** start Data for this exercise **

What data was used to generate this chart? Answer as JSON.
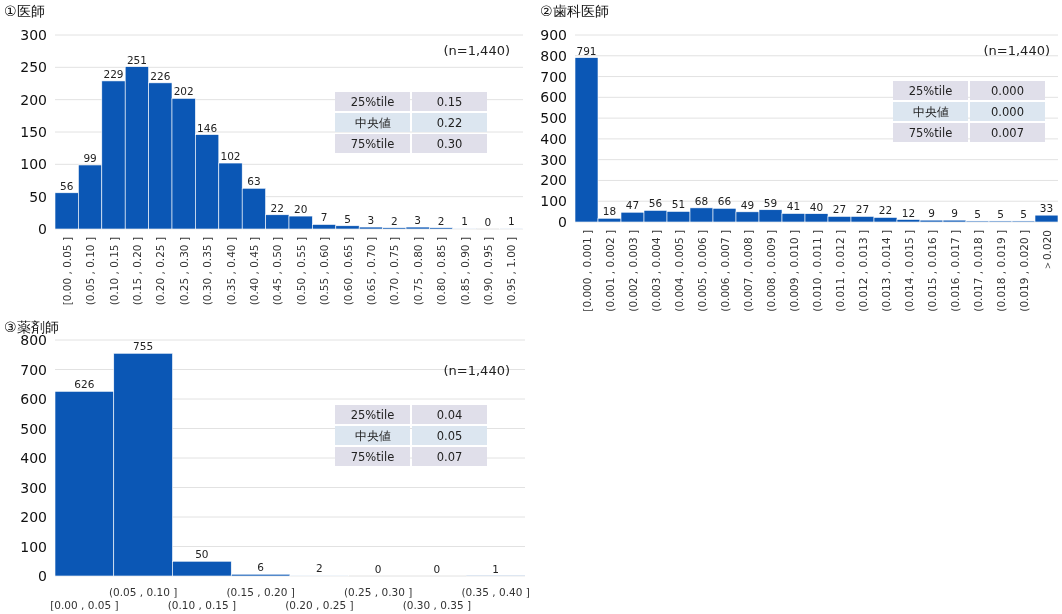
{
  "chart_data": [
    {
      "type": "bar",
      "title": "①医師",
      "categories": [
        "[0.00 , 0.05 ]",
        "(0.05 , 0.10 ]",
        "(0.10 , 0.15 ]",
        "(0.15 , 0.20 ]",
        "(0.20 , 0.25 ]",
        "(0.25 , 0.30 ]",
        "(0.30 , 0.35 ]",
        "(0.35 , 0.40 ]",
        "(0.40 , 0.45 ]",
        "(0.45 , 0.50 ]",
        "(0.50 , 0.55 ]",
        "(0.55 , 0.60 ]",
        "(0.60 , 0.65 ]",
        "(0.65 , 0.70 ]",
        "(0.70 , 0.75 ]",
        "(0.75 , 0.80 ]",
        "(0.80 , 0.85 ]",
        "(0.85 , 0.90 ]",
        "(0.90 , 0.95 ]",
        "(0.95 , 1.00 ]"
      ],
      "values": [
        56,
        99,
        229,
        251,
        226,
        202,
        146,
        102,
        63,
        22,
        20,
        7,
        5,
        3,
        2,
        3,
        2,
        1,
        0,
        1
      ],
      "color": "#0b57b5",
      "ylim": [
        0,
        300
      ],
      "yticks": [
        0,
        50,
        100,
        150,
        200,
        250,
        300
      ],
      "grid": "y",
      "data_labels": true,
      "annotations": [
        "(n=1,440)",
        "25%tile",
        "0.15",
        "中央値",
        "0.22",
        "75%tile",
        "0.30"
      ]
    },
    {
      "type": "bar",
      "title": "②歯科医師",
      "categories": [
        "[0.000 , 0.001 ]",
        "(0.001 , 0.002 ]",
        "(0.002 , 0.003 ]",
        "(0.003 , 0.004 ]",
        "(0.004 , 0.005 ]",
        "(0.005 , 0.006 ]",
        "(0.006 , 0.007 ]",
        "(0.007 , 0.008 ]",
        "(0.008 , 0.009 ]",
        "(0.009 , 0.010 ]",
        "(0.010 , 0.011 ]",
        "(0.011 , 0.012 ]",
        "(0.012 , 0.013 ]",
        "(0.013 , 0.014 ]",
        "(0.014 , 0.015 ]",
        "(0.015 , 0.016 ]",
        "(0.016 , 0.017 ]",
        "(0.017 , 0.018 ]",
        "(0.018 , 0.019 ]",
        "(0.019 , 0.020 ]",
        "＞0.020"
      ],
      "values": [
        791,
        18,
        47,
        56,
        51,
        68,
        66,
        49,
        59,
        41,
        40,
        27,
        27,
        22,
        12,
        9,
        9,
        5,
        5,
        5,
        33
      ],
      "color": "#0b57b5",
      "ylim": [
        0,
        900
      ],
      "yticks": [
        0,
        100,
        200,
        300,
        400,
        500,
        600,
        700,
        800,
        900
      ],
      "grid": "y",
      "data_labels": true,
      "annotations": [
        "(n=1,440)",
        "25%tile",
        "0.000",
        "中央値",
        "0.000",
        "75%tile",
        "0.007"
      ]
    },
    {
      "type": "bar",
      "title": "③薬剤師",
      "categories": [
        "[0.00 , 0.05 ]",
        "(0.05 , 0.10 ]",
        "(0.10 , 0.15 ]",
        "(0.15 , 0.20 ]",
        "(0.20 , 0.25 ]",
        "(0.25 , 0.30 ]",
        "(0.30 , 0.35 ]",
        "(0.35 , 0.40 ]"
      ],
      "values": [
        626,
        755,
        50,
        6,
        2,
        0,
        0,
        1
      ],
      "color": "#0b57b5",
      "ylim": [
        0,
        800
      ],
      "yticks": [
        0,
        100,
        200,
        300,
        400,
        500,
        600,
        700,
        800
      ],
      "grid": "y",
      "data_labels": true,
      "annotations": [
        "(n=1,440)",
        "25%tile",
        "0.04",
        "中央値",
        "0.05",
        "75%tile",
        "0.07"
      ]
    }
  ]
}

** end Data for this exercise **

Problem requirements |
Using the records above, output their complete text exactly, minus any images.

Answer for the task |
What data was used to generate this chart? Answer as JSON.
{
  "chart_data": [
    {
      "type": "bar",
      "title": "①医師",
      "categories": [
        "[0.00 , 0.05 ]",
        "(0.05 , 0.10 ]",
        "(0.10 , 0.15 ]",
        "(0.15 , 0.20 ]",
        "(0.20 , 0.25 ]",
        "(0.25 , 0.30 ]",
        "(0.30 , 0.35 ]",
        "(0.35 , 0.40 ]",
        "(0.40 , 0.45 ]",
        "(0.45 , 0.50 ]",
        "(0.50 , 0.55 ]",
        "(0.55 , 0.60 ]",
        "(0.60 , 0.65 ]",
        "(0.65 , 0.70 ]",
        "(0.70 , 0.75 ]",
        "(0.75 , 0.80 ]",
        "(0.80 , 0.85 ]",
        "(0.85 , 0.90 ]",
        "(0.90 , 0.95 ]",
        "(0.95 , 1.00 ]"
      ],
      "values": [
        56,
        99,
        229,
        251,
        226,
        202,
        146,
        102,
        63,
        22,
        20,
        7,
        5,
        3,
        2,
        3,
        2,
        1,
        0,
        1
      ],
      "color": "#0b57b5",
      "ylim": [
        0,
        300
      ],
      "yticks": [
        0,
        50,
        100,
        150,
        200,
        250,
        300
      ],
      "grid": "y",
      "data_labels": true,
      "annotations": [
        "(n=1,440)",
        "25%tile",
        "0.15",
        "中央値",
        "0.22",
        "75%tile",
        "0.30"
      ]
    },
    {
      "type": "bar",
      "title": "②歯科医師",
      "categories": [
        "[0.000 , 0.001 ]",
        "(0.001 , 0.002 ]",
        "(0.002 , 0.003 ]",
        "(0.003 , 0.004 ]",
        "(0.004 , 0.005 ]",
        "(0.005 , 0.006 ]",
        "(0.006 , 0.007 ]",
        "(0.007 , 0.008 ]",
        "(0.008 , 0.009 ]",
        "(0.009 , 0.010 ]",
        "(0.010 , 0.011 ]",
        "(0.011 , 0.012 ]",
        "(0.012 , 0.013 ]",
        "(0.013 , 0.014 ]",
        "(0.014 , 0.015 ]",
        "(0.015 , 0.016 ]",
        "(0.016 , 0.017 ]",
        "(0.017 , 0.018 ]",
        "(0.018 , 0.019 ]",
        "(0.019 , 0.020 ]",
        "＞0.020"
      ],
      "values": [
        791,
        18,
        47,
        56,
        51,
        68,
        66,
        49,
        59,
        41,
        40,
        27,
        27,
        22,
        12,
        9,
        9,
        5,
        5,
        5,
        33
      ],
      "color": "#0b57b5",
      "ylim": [
        0,
        900
      ],
      "yticks": [
        0,
        100,
        200,
        300,
        400,
        500,
        600,
        700,
        800,
        900
      ],
      "grid": "y",
      "data_labels": true,
      "annotations": [
        "(n=1,440)",
        "25%tile",
        "0.000",
        "中央値",
        "0.000",
        "75%tile",
        "0.007"
      ]
    },
    {
      "type": "bar",
      "title": "③薬剤師",
      "categories": [
        "[0.00 , 0.05 ]",
        "(0.05 , 0.10 ]",
        "(0.10 , 0.15 ]",
        "(0.15 , 0.20 ]",
        "(0.20 , 0.25 ]",
        "(0.25 , 0.30 ]",
        "(0.30 , 0.35 ]",
        "(0.35 , 0.40 ]"
      ],
      "values": [
        626,
        755,
        50,
        6,
        2,
        0,
        0,
        1
      ],
      "color": "#0b57b5",
      "ylim": [
        0,
        800
      ],
      "yticks": [
        0,
        100,
        200,
        300,
        400,
        500,
        600,
        700,
        800
      ],
      "grid": "y",
      "data_labels": true,
      "annotations": [
        "(n=1,440)",
        "25%tile",
        "0.04",
        "中央値",
        "0.05",
        "75%tile",
        "0.07"
      ]
    }
  ]
}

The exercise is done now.